◆ Goal:
Update the part that opens with the line containing "right-line-17: 8. B" and closes with the line containing "watermark-top: 答案圈 bbox=[850, 1404, 977, 1450]" by changing "watermark-top" to "top-watermark", keeping everything else the same, and return only those lines.

BEGIN Records for this exercise

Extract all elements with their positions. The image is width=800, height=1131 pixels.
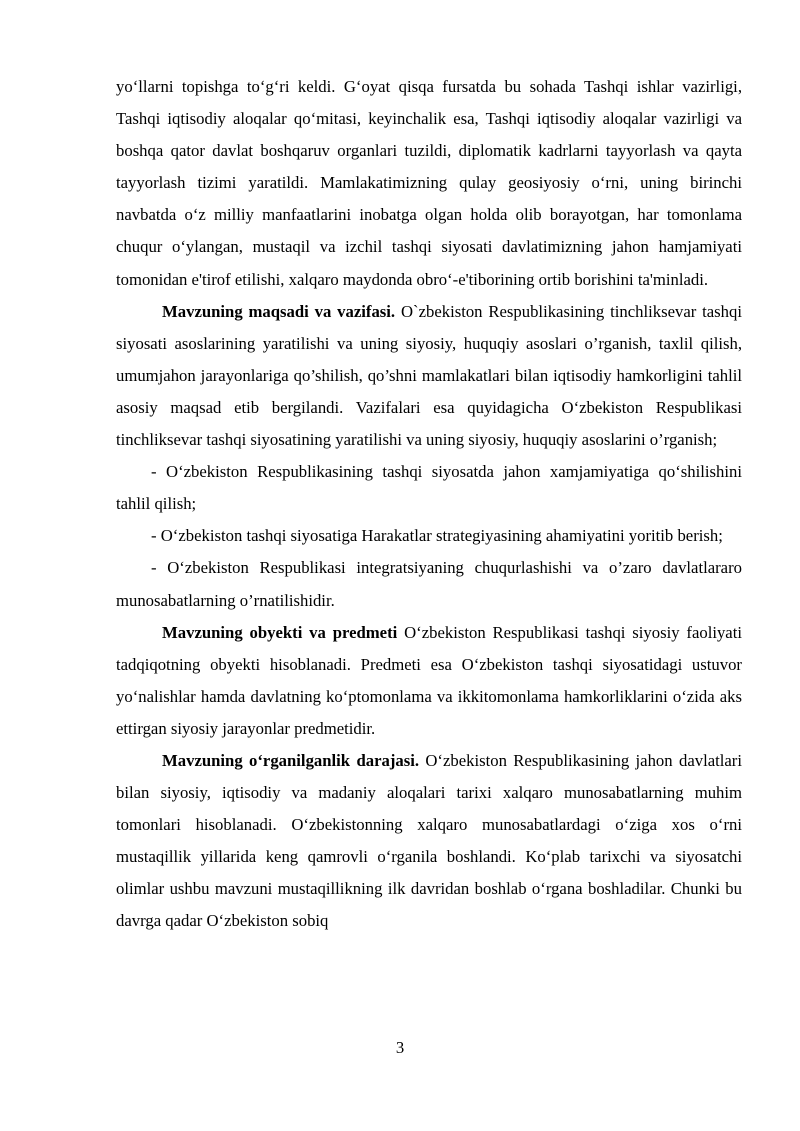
goal-heading: Mavzuning maqsadi va vazifasi.	[162, 301, 396, 321]
object-text: O‘zbekiston Respublikasi tashqi siyosiy faoliyati tadqiqotning obyekti hisoblanadi. Predmeti esa O‘zbekiston tashqi siyosatidagi ustuvor yo‘nalishlar hamda davlatning ko‘ptomonlama va ikkitomonlama hamkorliklarini o‘zida aks ettirgan siyosiy jarayonlar predmetidir.	[116, 622, 742, 738]
intro-paragraph: yo‘llarni topishga to‘g‘ri keldi. G‘oyat qisqa fursatda bu sohada Tashqi ishlar vazirligi, Tashqi iqtisodiy aloqalar qo‘mitasi, keyinchalik esa, Tashqi iqtisodiy aloqalar vazirligi va boshqa qator davlat boshqaruv organlari tuzildi, diplomatik kadrlarni tayyorlash va qayta tayyorlash tizimi yaratildi. Mamlakatimizning qulay geosiyosiy o‘rni, uning birinchi navbatda o‘z milliy manfaatlarini inobatga olgan holda olib borayotgan, har tomonlama chuqur o‘ylangan, mustaqil va izchil tashqi siyosati davlatimizning jahon hamjamiyati tomonidan e'tirof etilishi, xalqaro maydonda obro‘-e'tiborining ortib borishini ta'minladi.	[116, 77, 742, 289]
object-paragraph	[116, 617, 742, 745]
goal-paragraph	[116, 296, 742, 456]
task-item-3: - O‘zbekiston Respublikasi integratsiyaning chuqurlashishi va o’zaro davlatlararo munosabatlarning o’rnatilishidir.	[116, 558, 742, 610]
goal-text: O`zbekiston Respublikasining tinchliksevar tashqi siyosati asoslarining yaratilishi va uning siyosiy, huquqiy asoslari o’rganish, taxlil qilish, umumjahon jarayonlariga qo’shilish, qo’shni mamlakatlari bilan iqtisodiy hamkorligini tahlil asosiy maqsad etib bergilandi. Vazifalari esa quyidagicha O‘zbekiston Respublikasi tinchliksevar tashqi siyosatining yaratilishi va uning siyosiy, huquqiy asoslarini o’rganish;	[116, 301, 742, 450]
object-heading: Mavzuning obyekti va predmeti	[162, 622, 398, 642]
page-number: 3	[395, 1038, 405, 1057]
study-paragraph	[116, 745, 742, 938]
study-heading: Mavzuning o‘rganilganlik darajasi.	[162, 750, 420, 770]
task-item-2: - O‘zbekiston tashqi siyosatiga Harakatlar strategiyasining ahamiyatini yoritib berish;	[151, 526, 723, 546]
study-text: O‘zbekiston Respublikasining jahon davlatlari bilan siyosiy, iqtisodiy va madaniy aloqalari tarixi xalqaro munosabatlarning muhim tomonlari hisoblanadi. O‘zbekistonning xalqaro munosabatlardagi o‘ziga xos o‘rni mustaqillik yillarida keng qamrovli o‘rganila boshlandi. Ko‘plab tarixchi va siyosatchi olimlar ushbu mavzuni mustaqillikning ilk davridan boshlab o‘rgana boshladilar. Chunki bu davrga qadar O‘zbekiston sobiq	[116, 750, 742, 931]
task-item-1: - O‘zbekiston Respublikasining tashqi siyosatda jahon xamjamiyatiga qo‘shilishini tahlil qilish;	[116, 462, 742, 514]
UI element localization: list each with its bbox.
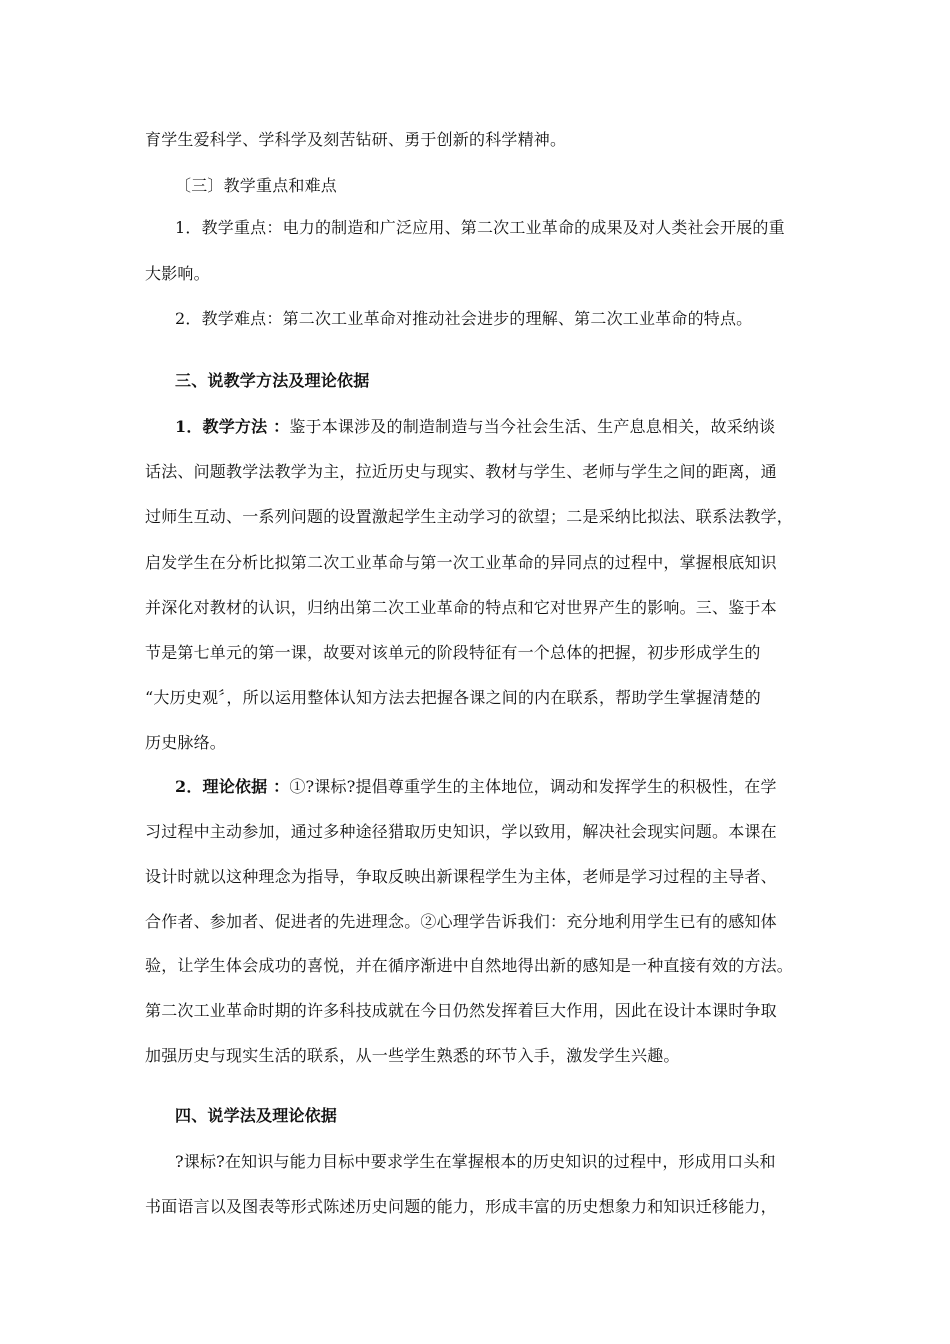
paragraph-line: 2．教学难点：第二次工业革命对推动社会进步的理解、第二次工业革命的特点。 [175,309,753,328]
paragraph-line: 话法、问题教学法教学为主，拉近历史与现实、教材与学生、老师与学生之间的距离，通 [145,462,777,481]
paragraph-line: 历史脉络。 [145,733,227,752]
paragraph-line [175,417,840,437]
paragraph-line: 启发学生在分析比拟第二次工业革命与第一次工业革命的异同点的过程中，掌握根底知识 [145,553,777,572]
paragraph-line: 节是第七单元的第一课，故要对该单元的阶段特征有一个总体的把握，初步形成学生的 [145,643,761,662]
section-heading: 三、说教学方法及理论依据 [175,371,370,390]
paragraph-line [175,777,840,797]
paragraph-text: ①?课标?提倡尊重学生的主体地位，调动和发挥学生的积极性，在学 [289,777,777,796]
paragraph-line: 合作者、参加者、促进者的先进理念。②心理学告诉我们：充分地利用学生已有的感知体 [145,912,777,931]
section-subheading: 〔三〕教学重点和难点 [175,176,338,195]
paragraph-line: “大历史观〞，所以运用整体认知方法去把握各课之间的内在联系，帮助学生掌握清楚的 [145,688,761,707]
paragraph-line: 1．教学重点：电力的制造和广泛应用、第二次工业革命的成果及对人类社会开展的重 [175,218,785,237]
paragraph-line: 并深化对教材的认识，归纳出第二次工业革命的特点和它对世界产生的影响。三、鉴于本 [145,598,777,617]
paragraph-line: 验，让学生体会成功的喜悦，并在循序渐进中自然地得出新的感知是一种直接有效的方法。 [145,956,794,975]
paragraph-line: 育学生爱科学、学科学及刻苦钻研、勇于创新的科学精神。 [145,130,567,149]
paragraph-line: ?课标?在知识与能力目标中要求学生在掌握根本的历史知识的过程中，形成用口头和 [175,1152,776,1171]
paragraph-line: 习过程中主动参加，通过多种途径猎取历史知识，学以致用，解决社会现实问题。本课在 [145,822,777,841]
paragraph-line: 加强历史与现实生活的联系，从一些学生熟悉的环节入手，激发学生兴趣。 [145,1046,680,1065]
section-heading: 四、说学法及理论依据 [175,1106,338,1125]
paragraph-line: 过师生互动、一系列问题的设置激起学生主动学习的欲望；二是采纳比拟法、联系法教学， [145,507,794,526]
paragraph-text: 鉴于本课涉及的制造制造与当今社会生活、生产息息相关，故采纳谈 [289,417,776,436]
inline-heading: 2．理论依据 ： [175,777,290,796]
paragraph-line: 大影响。 [145,264,210,283]
paragraph-line: 设计时就以这种理念为指导，争取反映出新课程学生为主体，老师是学习过程的主导者、 [145,867,777,886]
paragraph-line: 第二次工业革命时期的许多科技成就在今日仍然发挥着巨大作用，因此在设计本课时争取 [145,1001,777,1020]
inline-heading: 1．教学方法 ： [175,417,290,436]
paragraph-line: 书面语言以及图表等形式陈述历史问题的能力，形成丰富的历史想象力和知识迁移能力， [145,1197,777,1216]
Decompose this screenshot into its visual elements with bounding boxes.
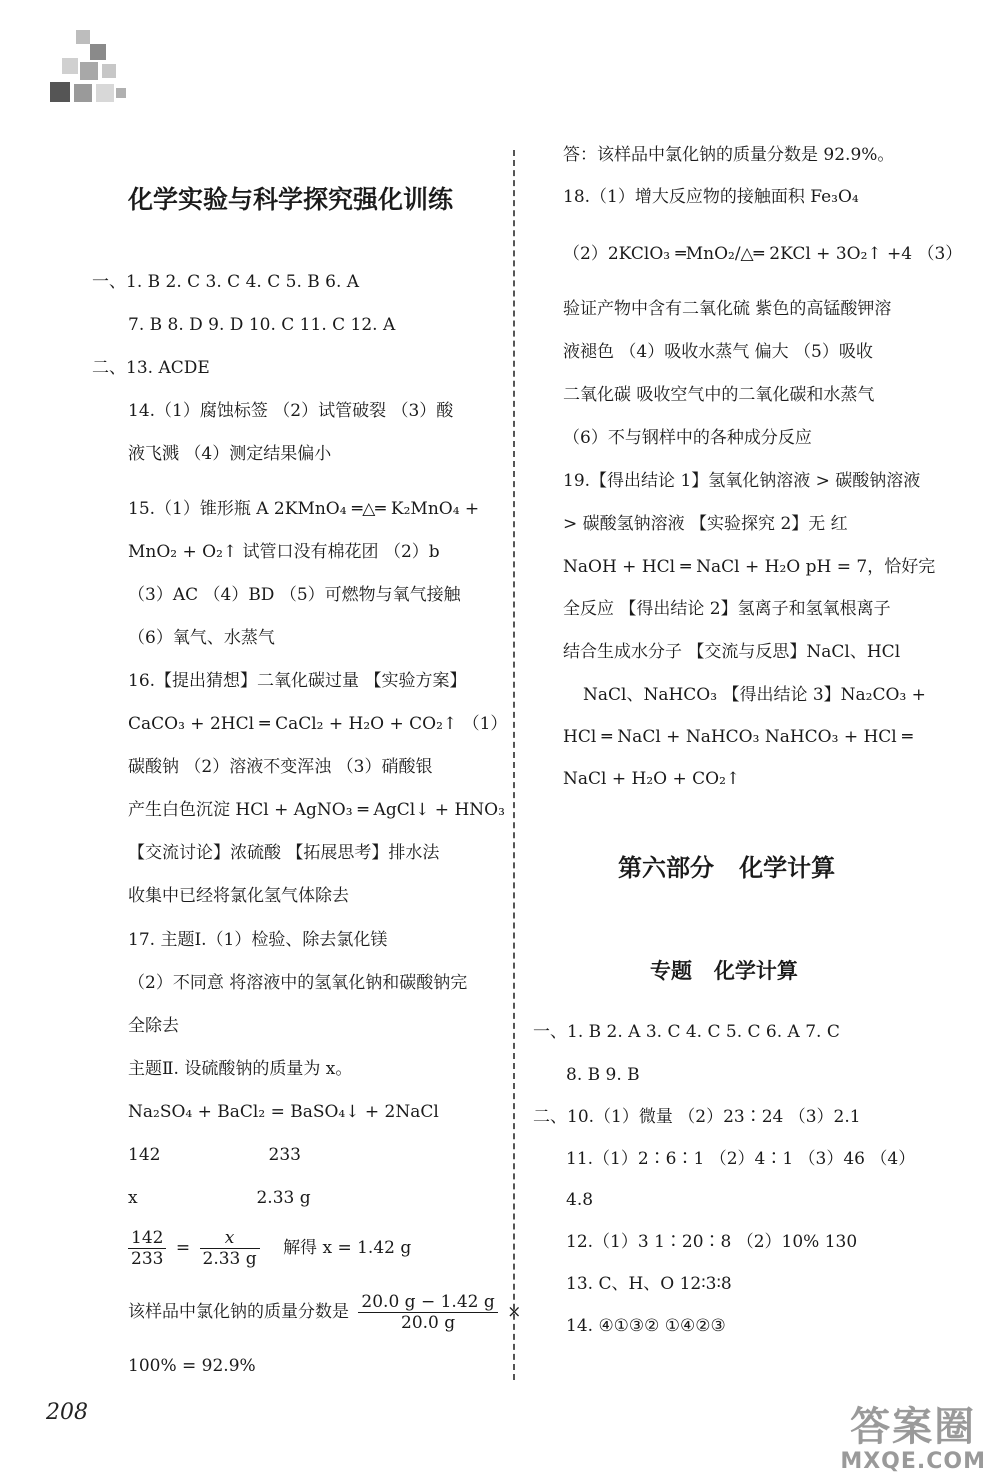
right-line-17: 8. B 9. B bbox=[566, 1065, 640, 1085]
left-line-20: Na₂SO₄ + BaCl₂ = BaSO₄↓ + 2NaCl bbox=[128, 1102, 439, 1122]
right-line-22: 13. C、H、O 12∶3∶8 bbox=[566, 1274, 732, 1294]
watermark-top: 答案圈 bbox=[850, 1404, 977, 1450]
fraction-a-numerator: 142 bbox=[128, 1228, 166, 1249]
fraction-b-denominator: 2.33 g bbox=[202, 1249, 257, 1269]
right-line-2: 18.（1）增大反应物的接触面积 Fe₃O₄ bbox=[563, 187, 859, 207]
left-line-17: （2）不同意 将溶液中的氢氧化钠和碳酸钠完 bbox=[128, 973, 468, 993]
left-line-9: （6）氧气、水蒸气 bbox=[128, 628, 275, 648]
right-line-13: NaCl、NaHCO₃ 【得出结论 3】Na₂CO₃ + bbox=[583, 685, 926, 705]
fraction-b-numerator: x bbox=[200, 1228, 260, 1249]
watermark-bottom: MXQE.COM bbox=[840, 1449, 986, 1474]
right-line-6: 二氧化碳 吸收空气中的二氧化碳和水蒸气 bbox=[563, 385, 875, 405]
proportion-equation: $\frac{142}{233}$ = $\frac{x}{2.33 g}$ 解得 x = 1.42 g bbox=[128, 1228, 411, 1269]
right-line-3: （2）2KClO₃ ═MnO₂/△═ 2KCl + 3O₂↑ +4 （3） bbox=[563, 244, 963, 264]
right-line-8: 19.【得出结论 1】氢氧化钠溶液 > 碳酸钠溶液 bbox=[563, 471, 921, 491]
left-line-10: 16.【提出猜想】二氧化碳过量 【实验方案】 bbox=[128, 671, 467, 691]
left-line-19: 主题Ⅱ. 设硫酸钠的质量为 x。 bbox=[128, 1059, 353, 1079]
fraction-c bbox=[358, 1292, 497, 1333]
left-line-5: 液飞溅 （4）测定结果偏小 bbox=[128, 444, 332, 464]
watermark bbox=[840, 1405, 986, 1474]
right-line-12: 结合生成水分子 【交流与反思】NaCl、HCl bbox=[563, 642, 901, 662]
right-line-23: 14. ④①③② ①④②③ bbox=[566, 1316, 726, 1336]
right-line-11: 全反应 【得出结论 2】氢离子和氢氧根离子 bbox=[563, 599, 891, 619]
right-line-7: （6）不与钢样中的各种成分反应 bbox=[563, 428, 812, 448]
left-line-18: 全除去 bbox=[128, 1016, 179, 1036]
cube-logo-icon bbox=[46, 28, 130, 108]
right-line-21: 12.（1）3 1∶20∶8 （2）10% 130 bbox=[566, 1232, 858, 1252]
page-number: 208 bbox=[46, 1400, 88, 1425]
right-line-15: NaCl + H₂O + CO₂↑ bbox=[563, 769, 741, 789]
left-line-8: （3）AC （4）BD （5）可燃物与氧气接触 bbox=[128, 585, 461, 605]
right-line-20: 4.8 bbox=[566, 1190, 594, 1210]
right-line-4: 验证产物中含有二氧化硫 紫色的高锰酸钾溶 bbox=[563, 299, 892, 319]
fraction-a-denominator: 233 bbox=[131, 1249, 164, 1269]
mass-fraction-label: 该样品中氯化钠的质量分数是 bbox=[128, 1302, 349, 1322]
right-line-19: 11.（1）2∶6∶1 （2）4∶1 （3）46 （4） bbox=[566, 1149, 916, 1169]
left-line-4: 14.（1）腐蚀标签 （2）试管破裂 （3）酸 bbox=[128, 401, 454, 421]
solution-text: 解得 x = 1.42 g bbox=[283, 1238, 412, 1258]
right-line-16: 一、1. B 2. A 3. C 4. C 5. C 6. A 7. C bbox=[533, 1022, 840, 1042]
column-divider bbox=[513, 150, 515, 1380]
left-line-14: 【交流讨论】浓硫酸 【拓展思考】排水法 bbox=[128, 843, 440, 863]
left-line-12: 碳酸钠 （2）溶液不变浑浊 （3）硝酸银 bbox=[128, 757, 433, 777]
section-title-left: 化学实验与科学探究强化训练 bbox=[128, 185, 454, 214]
left-line-7: MnO₂ + O₂↑ 试管口没有棉花团 （2）b bbox=[128, 542, 440, 562]
left-line-13: 产生白色沉淀 HCl + AgNO₃ ═ AgCl↓ + HNO₃ bbox=[128, 800, 505, 820]
left-line-2: 7. B 8. D 9. D 10. C 11. C 12. A bbox=[128, 315, 396, 335]
fraction-c-numerator: 20.0 g − 1.42 g bbox=[358, 1292, 497, 1313]
fraction-a bbox=[128, 1228, 166, 1269]
right-line-9: > 碳酸氢钠溶液 【实验探究 2】无 红 bbox=[563, 514, 848, 534]
left-last-line: 100% = 92.9% bbox=[128, 1356, 256, 1376]
left-line-16: 17. 主题Ⅰ.（1）检验、除去氯化镁 bbox=[128, 930, 388, 950]
right-line-1: 答：该样品中氯化钠的质量分数是 92.9%。 bbox=[563, 145, 895, 165]
mass-fraction-equation bbox=[128, 1292, 521, 1333]
left-line-6: 15.（1）锥形瓶 A 2KMnO₄ ═△═ K₂MnO₄ + bbox=[128, 499, 480, 519]
right-line-5: 液褪色 （4）吸收水蒸气 偏大 （5）吸收 bbox=[563, 342, 873, 362]
left-line-1: 一、1. B 2. C 3. C 4. C 5. B 6. A bbox=[92, 272, 360, 292]
left-line-21: 142 233 bbox=[128, 1145, 301, 1165]
fraction-b bbox=[200, 1228, 260, 1269]
left-line-22: x 2.33 g bbox=[128, 1188, 311, 1208]
right-line-14: HCl ═ NaCl + NaHCO₃ NaHCO₃ + HCl ═ bbox=[563, 727, 913, 747]
multiply-sign: × bbox=[507, 1302, 522, 1322]
left-line-11: CaCO₃ + 2HCl ═ CaCl₂ + H₂O + CO₂↑ （1） bbox=[128, 714, 508, 734]
right-line-18: 二、10.（1）微量 （2）23∶24 （3）2.1 bbox=[533, 1107, 861, 1127]
fraction-c-denominator: 20.0 g bbox=[401, 1313, 456, 1333]
right-line-10: NaOH + HCl ═ NaCl + H₂O pH = 7，恰好完 bbox=[563, 557, 936, 577]
left-line-3: 二、13. ACDE bbox=[92, 358, 210, 378]
part-six-title: 第六部分 化学计算 bbox=[618, 854, 836, 882]
left-line-15: 收集中已经将氯化氢气体除去 bbox=[128, 886, 349, 906]
topic-title: 专题 化学计算 bbox=[650, 959, 798, 983]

END Records for this exercise

◆ Task output:
right-line-17: 8. B 9. B bbox=[566, 1065, 640, 1085]
left-line-20: Na₂SO₄ + BaCl₂ = BaSO₄↓ + 2NaCl bbox=[128, 1102, 439, 1122]
right-line-22: 13. C、H、O 12∶3∶8 bbox=[566, 1274, 732, 1294]
top-watermark: 答案圈 bbox=[850, 1404, 977, 1450]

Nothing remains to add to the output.